> [Problem requirements]: Restate the whole listing word for word. Pictures are left out.

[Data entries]
::::::::

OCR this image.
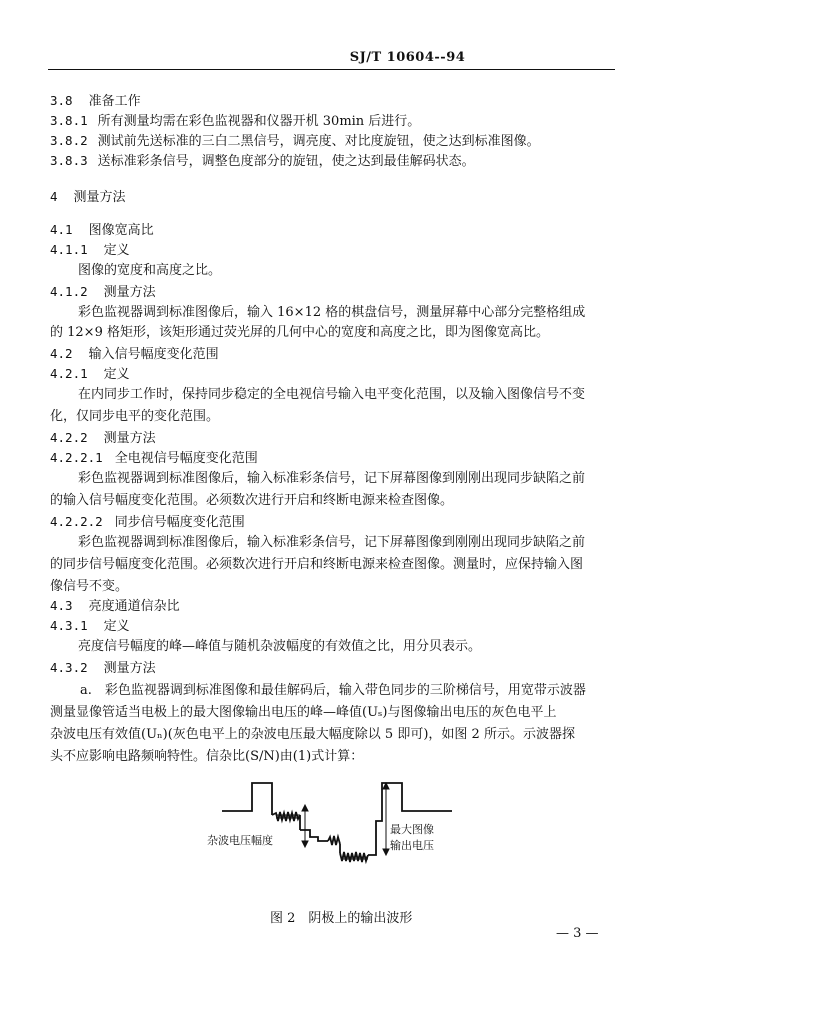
SJ/T 10604--94
3.8 准备工作
3.8.1 所有测量均需在彩色监视器和仪器开机 30min 后进行。
3.8.2 测试前先送标准的三白二黑信号，调亮度、对比度旋钮，使之达到标准图像。
3.8.3 送标准彩条信号，调整色度部分的旋钮，使之达到最佳解码状态。
4 测量方法
4.1 图像宽高比
4.1.1 定义
图像的宽度和高度之比。
4.1.2 测量方法
彩色监视器调到标准图像后，输入 16×12 格的棋盘信号，测量屏幕中心部分完整格组成
的 12×9 格矩形，该矩形通过荧光屏的几何中心的宽度和高度之比，即为图像宽高比。
4.2 输入信号幅度变化范围
4.2.1 定义
在内同步工作时，保持同步稳定的全电视信号输入电平变化范围，以及输入图像信号不变
化，仅同步电平的变化范围。
4.2.2 测量方法
4.2.2.1 全电视信号幅度变化范围
彩色监视器调到标准图像后，输入标准彩条信号，记下屏幕图像到刚刚出现同步缺陷之前
的输入信号幅度变化范围。必须数次进行开启和终断电源来检查图像。
4.2.2.2 同步信号幅度变化范围
彩色监视器调到标准图像后，输入标准彩条信号，记下屏幕图像到刚刚出现同步缺陷之前
的同步信号幅度变化范围。必须数次进行开启和终断电源来检查图像。测量时，应保持输入图
像信号不变。
4.3 亮度通道信杂比
4.3.1 定义
亮度信号幅度的峰—峰值与随机杂波幅度的有效值之比，用分贝表示。
4.3.2 测量方法
a.　彩色监视器调到标准图像和最佳解码后，输入带色同步的三阶梯信号，用宽带示波器
测量显像管适当电极上的最大图像输出电压的峰—峰值(Uₛ)与图像输出电压的灰色电平上
杂波电压有效值(Uₙ)(灰色电平上的杂波电压最大幅度除以 5 即可)，如图 2 所示。示波器探
头不应影响电路频响特性。信杂比(S/N)由(1)式计算：
杂波电压幅度
最大图像
输出电压
图 2　阴极上的输出波形
— 3 —
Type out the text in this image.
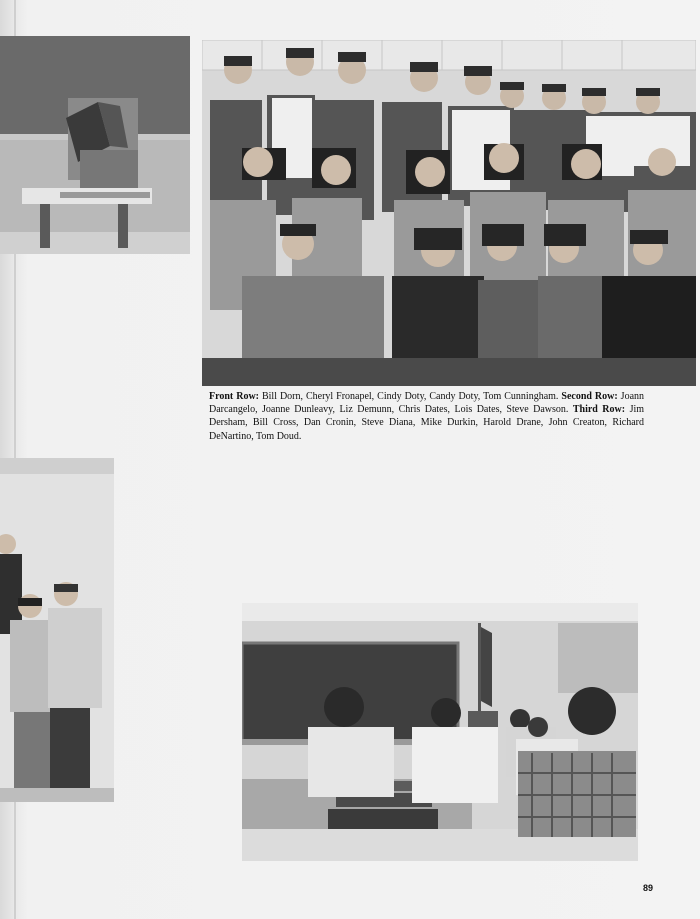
Front Row: Bill Dorn, Cheryl Fronapel, Cindy Doty, Candy Doty, Tom Cunningham. Second Row: Joann Darcangelo, Joanne Dunleavy, Liz Demunn, Chris Dates, Lois Dates, Steve Dawson. Third Row: Jim Dersham, Bill Cross, Dan Cronin, Steve Diana, Mike Durkin, Harold Drane, John Creaton, Richard DeNartino, Tom Doud.
89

::::::::

> [Full answer]:
OCR this image.
SJ/T 10604--94
3.8 准备工作
3.8.1 所有测量均需在彩色监视器和仪器开机 30min 后进行。
3.8.2 测试前先送标准的三白二黑信号，调亮度、对比度旋钮，使之达到标准图像。
3.8.3 送标准彩条信号，调整色度部分的旋钮，使之达到最佳解码状态。
4 测量方法
4.1 图像宽高比
4.1.1 定义
图像的宽度和高度之比。
4.1.2 测量方法
彩色监视器调到标准图像后，输入 16×12 格的棋盘信号，测量屏幕中心部分完整格组成
的 12×9 格矩形，该矩形通过荧光屏的几何中心的宽度和高度之比，即为图像宽高比。
4.2 输入信号幅度变化范围
4.2.1 定义
在内同步工作时，保持同步稳定的全电视信号输入电平变化范围，以及输入图像信号不变
化，仅同步电平的变化范围。
4.2.2 测量方法
4.2.2.1 全电视信号幅度变化范围
彩色监视器调到标准图像后，输入标准彩条信号，记下屏幕图像到刚刚出现同步缺陷之前
的输入信号幅度变化范围。必须数次进行开启和终断电源来检查图像。
4.2.2.2 同步信号幅度变化范围
彩色监视器调到标准图像后，输入标准彩条信号，记下屏幕图像到刚刚出现同步缺陷之前
的同步信号幅度变化范围。必须数次进行开启和终断电源来检查图像。测量时，应保持输入图
像信号不变。
4.3 亮度通道信杂比
4.3.1 定义
亮度信号幅度的峰—峰值与随机杂波幅度的有效值之比，用分贝表示。
4.3.2 测量方法
a.　彩色监视器调到标准图像和最佳解码后，输入带色同步的三阶梯信号，用宽带示波器
测量显像管适当电极上的最大图像输出电压的峰—峰值(Uₛ)与图像输出电压的灰色电平上
杂波电压有效值(Uₙ)(灰色电平上的杂波电压最大幅度除以 5 即可)，如图 2 所示。示波器探
头不应影响电路频响特性。信杂比(S/N)由(1)式计算：
杂波电压幅度
最大图像
输出电压
图 2　阴极上的输出波形
— 3 —
Type out the text in this image.
Front Row: Bill Dorn, Cheryl Fronapel, Cindy Doty, Candy Doty, Tom Cunningham. Second Row: Joann Darcangelo, Joanne Dunleavy, Liz Demunn, Chris Dates, Lois Dates, Steve Dawson. Third Row: Jim Dersham, Bill Cross, Dan Cronin, Steve Diana, Mike Durkin, Harold Drane, John Creaton, Richard DeNartino, Tom Doud.
89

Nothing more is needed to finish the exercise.